# Task goal:
Copy each of the following rows exactly as it stands, keeping every character and line.

# Available data:
— BEGIN —

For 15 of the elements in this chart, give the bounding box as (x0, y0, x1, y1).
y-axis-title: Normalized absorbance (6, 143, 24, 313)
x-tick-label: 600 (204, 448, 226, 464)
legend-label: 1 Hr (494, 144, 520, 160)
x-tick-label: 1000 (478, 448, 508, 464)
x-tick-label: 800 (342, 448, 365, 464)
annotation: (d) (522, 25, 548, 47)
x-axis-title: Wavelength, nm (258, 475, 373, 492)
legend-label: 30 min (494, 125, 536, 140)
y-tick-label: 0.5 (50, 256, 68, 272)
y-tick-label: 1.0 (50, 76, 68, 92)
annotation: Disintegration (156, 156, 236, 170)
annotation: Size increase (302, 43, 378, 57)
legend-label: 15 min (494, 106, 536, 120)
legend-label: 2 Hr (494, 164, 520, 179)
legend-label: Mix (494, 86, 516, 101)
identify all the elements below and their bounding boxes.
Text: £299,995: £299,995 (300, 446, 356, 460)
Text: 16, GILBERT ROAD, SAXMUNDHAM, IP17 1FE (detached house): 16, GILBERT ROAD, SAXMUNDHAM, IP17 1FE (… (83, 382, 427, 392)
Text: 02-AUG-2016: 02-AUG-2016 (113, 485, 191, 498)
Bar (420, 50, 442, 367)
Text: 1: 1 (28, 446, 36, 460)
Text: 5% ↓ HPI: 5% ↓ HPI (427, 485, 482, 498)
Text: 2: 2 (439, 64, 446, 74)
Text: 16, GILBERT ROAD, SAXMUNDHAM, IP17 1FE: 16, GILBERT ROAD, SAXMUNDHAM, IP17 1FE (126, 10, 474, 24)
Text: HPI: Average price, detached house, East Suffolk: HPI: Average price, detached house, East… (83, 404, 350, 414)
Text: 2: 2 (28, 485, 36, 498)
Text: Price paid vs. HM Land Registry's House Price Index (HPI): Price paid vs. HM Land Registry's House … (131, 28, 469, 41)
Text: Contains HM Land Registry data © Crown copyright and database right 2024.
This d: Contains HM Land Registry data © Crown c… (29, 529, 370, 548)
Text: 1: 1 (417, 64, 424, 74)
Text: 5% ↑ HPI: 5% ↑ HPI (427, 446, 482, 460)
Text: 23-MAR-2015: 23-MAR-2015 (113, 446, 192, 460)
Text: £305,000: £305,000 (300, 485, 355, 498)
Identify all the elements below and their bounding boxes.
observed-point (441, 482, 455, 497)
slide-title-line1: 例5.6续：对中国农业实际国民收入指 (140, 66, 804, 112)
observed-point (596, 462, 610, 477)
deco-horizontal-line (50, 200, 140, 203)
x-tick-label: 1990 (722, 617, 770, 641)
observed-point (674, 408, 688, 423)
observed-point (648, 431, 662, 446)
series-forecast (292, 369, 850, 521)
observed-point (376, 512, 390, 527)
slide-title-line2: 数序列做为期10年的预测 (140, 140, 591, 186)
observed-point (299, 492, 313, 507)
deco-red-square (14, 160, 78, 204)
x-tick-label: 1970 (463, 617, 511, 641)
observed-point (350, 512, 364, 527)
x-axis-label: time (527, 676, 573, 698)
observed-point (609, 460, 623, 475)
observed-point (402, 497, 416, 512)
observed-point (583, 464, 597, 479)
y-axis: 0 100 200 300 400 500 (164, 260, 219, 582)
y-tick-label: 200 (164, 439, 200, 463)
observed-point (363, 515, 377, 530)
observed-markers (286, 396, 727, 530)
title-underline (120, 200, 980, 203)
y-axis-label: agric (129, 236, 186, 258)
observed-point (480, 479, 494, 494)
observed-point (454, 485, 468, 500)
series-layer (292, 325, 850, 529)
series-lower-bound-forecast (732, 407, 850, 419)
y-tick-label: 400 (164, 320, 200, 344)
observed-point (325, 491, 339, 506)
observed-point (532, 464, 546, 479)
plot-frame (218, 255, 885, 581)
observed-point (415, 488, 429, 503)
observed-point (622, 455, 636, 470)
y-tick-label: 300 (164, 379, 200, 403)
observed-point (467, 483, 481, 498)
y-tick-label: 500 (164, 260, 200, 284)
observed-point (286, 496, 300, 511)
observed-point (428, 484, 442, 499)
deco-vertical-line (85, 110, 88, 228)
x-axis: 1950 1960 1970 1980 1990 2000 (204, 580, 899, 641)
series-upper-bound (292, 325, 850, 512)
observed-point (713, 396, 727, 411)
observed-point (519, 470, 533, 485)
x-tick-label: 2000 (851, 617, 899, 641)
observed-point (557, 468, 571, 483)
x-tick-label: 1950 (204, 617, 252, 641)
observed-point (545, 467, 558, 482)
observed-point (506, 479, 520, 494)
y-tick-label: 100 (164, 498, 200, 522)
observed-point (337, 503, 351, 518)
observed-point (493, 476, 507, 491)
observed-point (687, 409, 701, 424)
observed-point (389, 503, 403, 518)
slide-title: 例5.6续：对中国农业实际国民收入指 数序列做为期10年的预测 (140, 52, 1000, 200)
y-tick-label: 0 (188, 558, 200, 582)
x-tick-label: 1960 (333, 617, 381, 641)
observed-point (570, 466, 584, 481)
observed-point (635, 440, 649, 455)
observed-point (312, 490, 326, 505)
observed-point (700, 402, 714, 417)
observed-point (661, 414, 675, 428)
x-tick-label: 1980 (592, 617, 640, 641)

— END —

# Completed exercise:
For 15 of the elements in this chart, give the bounding box as (x0, y0, x1, y1).
y-axis-title: Normalized absorbance (6, 143, 24, 313)
x-tick-label: 600 (204, 448, 226, 464)
legend-label: 1 Hr (494, 144, 520, 160)
x-tick-label: 1000 (478, 448, 508, 464)
x-tick-label: 800 (342, 448, 365, 464)
annotation: (d) (522, 25, 548, 47)
x-axis-title: Wavelength, nm (258, 475, 373, 492)
legend-label: 30 min (494, 125, 536, 140)
y-tick-label: 0.5 (50, 256, 68, 272)
y-tick-label: 1.0 (50, 76, 68, 92)
annotation: Disintegration (156, 156, 236, 170)
annotation: Size increase (302, 43, 378, 57)
legend-label: 15 min (494, 106, 536, 120)
legend-label: 2 Hr (494, 164, 520, 179)
legend-label: Mix (494, 86, 516, 101)
identify all the elements below and their bounding boxes.
Text: £299,995: £299,995 (300, 446, 356, 460)
Text: 16, GILBERT ROAD, SAXMUNDHAM, IP17 1FE (detached house): 16, GILBERT ROAD, SAXMUNDHAM, IP17 1FE (… (83, 382, 427, 392)
Text: 02-AUG-2016: 02-AUG-2016 (113, 485, 191, 498)
Bar (420, 50, 442, 367)
Text: 1: 1 (28, 446, 36, 460)
Text: 5% ↓ HPI: 5% ↓ HPI (427, 485, 482, 498)
Text: 2: 2 (439, 64, 446, 74)
Text: 16, GILBERT ROAD, SAXMUNDHAM, IP17 1FE: 16, GILBERT ROAD, SAXMUNDHAM, IP17 1FE (126, 10, 474, 24)
Text: HPI: Average price, detached house, East Suffolk: HPI: Average price, detached house, East… (83, 404, 350, 414)
Text: 2: 2 (28, 485, 36, 498)
Text: Price paid vs. HM Land Registry's House Price Index (HPI): Price paid vs. HM Land Registry's House … (131, 28, 469, 41)
Text: Contains HM Land Registry data © Crown copyright and database right 2024.
This d: Contains HM Land Registry data © Crown c… (29, 529, 370, 548)
Text: 1: 1 (417, 64, 424, 74)
Text: 5% ↑ HPI: 5% ↑ HPI (427, 446, 482, 460)
Text: 23-MAR-2015: 23-MAR-2015 (113, 446, 192, 460)
Text: £305,000: £305,000 (300, 485, 355, 498)
Identify all the elements below and their bounding boxes.
observed-point (441, 482, 455, 497)
slide-title-line1: 例5.6续：对中国农业实际国民收入指 (140, 66, 804, 112)
observed-point (596, 462, 610, 477)
deco-horizontal-line (50, 200, 140, 203)
x-tick-label: 1990 (722, 617, 770, 641)
observed-point (674, 408, 688, 423)
observed-point (648, 431, 662, 446)
series-forecast (292, 369, 850, 521)
observed-point (376, 512, 390, 527)
slide-title-line2: 数序列做为期10年的预测 (140, 140, 591, 186)
observed-point (299, 492, 313, 507)
deco-red-square (14, 160, 78, 204)
x-tick-label: 1970 (463, 617, 511, 641)
observed-point (350, 512, 364, 527)
x-axis-label: time (527, 676, 573, 698)
observed-point (609, 460, 623, 475)
observed-point (402, 497, 416, 512)
observed-point (583, 464, 597, 479)
y-axis: 0 100 200 300 400 500 (164, 260, 219, 582)
y-tick-label: 200 (164, 439, 200, 463)
observed-point (363, 515, 377, 530)
observed-markers (286, 396, 727, 530)
title-underline (120, 200, 980, 203)
y-axis-label: agric (129, 236, 186, 258)
observed-point (480, 479, 494, 494)
observed-point (454, 485, 468, 500)
series-layer (292, 325, 850, 529)
series-lower-bound-forecast (732, 407, 850, 419)
y-tick-label: 400 (164, 320, 200, 344)
observed-point (325, 491, 339, 506)
observed-point (532, 464, 546, 479)
plot-frame (218, 255, 885, 581)
observed-point (415, 488, 429, 503)
observed-point (622, 455, 636, 470)
y-tick-label: 300 (164, 379, 200, 403)
observed-point (467, 483, 481, 498)
y-tick-label: 500 (164, 260, 200, 284)
observed-point (286, 496, 300, 511)
observed-point (428, 484, 442, 499)
deco-vertical-line (85, 110, 88, 228)
x-axis: 1950 1960 1970 1980 1990 2000 (204, 580, 899, 641)
series-upper-bound (292, 325, 850, 512)
observed-point (713, 396, 727, 411)
observed-point (519, 470, 533, 485)
x-tick-label: 2000 (851, 617, 899, 641)
observed-point (557, 468, 571, 483)
x-tick-label: 1950 (204, 617, 252, 641)
observed-point (545, 467, 558, 482)
observed-point (506, 479, 520, 494)
y-tick-label: 100 (164, 498, 200, 522)
observed-point (337, 503, 351, 518)
observed-point (493, 476, 507, 491)
observed-point (687, 409, 701, 424)
observed-point (389, 503, 403, 518)
slide-title: 例5.6续：对中国农业实际国民收入指 数序列做为期10年的预测 (140, 52, 1000, 200)
y-tick-label: 0 (188, 558, 200, 582)
x-tick-label: 1960 (333, 617, 381, 641)
observed-point (570, 466, 584, 481)
observed-point (635, 440, 649, 455)
observed-point (312, 490, 326, 505)
observed-point (700, 402, 714, 417)
observed-point (661, 414, 675, 428)
x-tick-label: 1980 (592, 617, 640, 641)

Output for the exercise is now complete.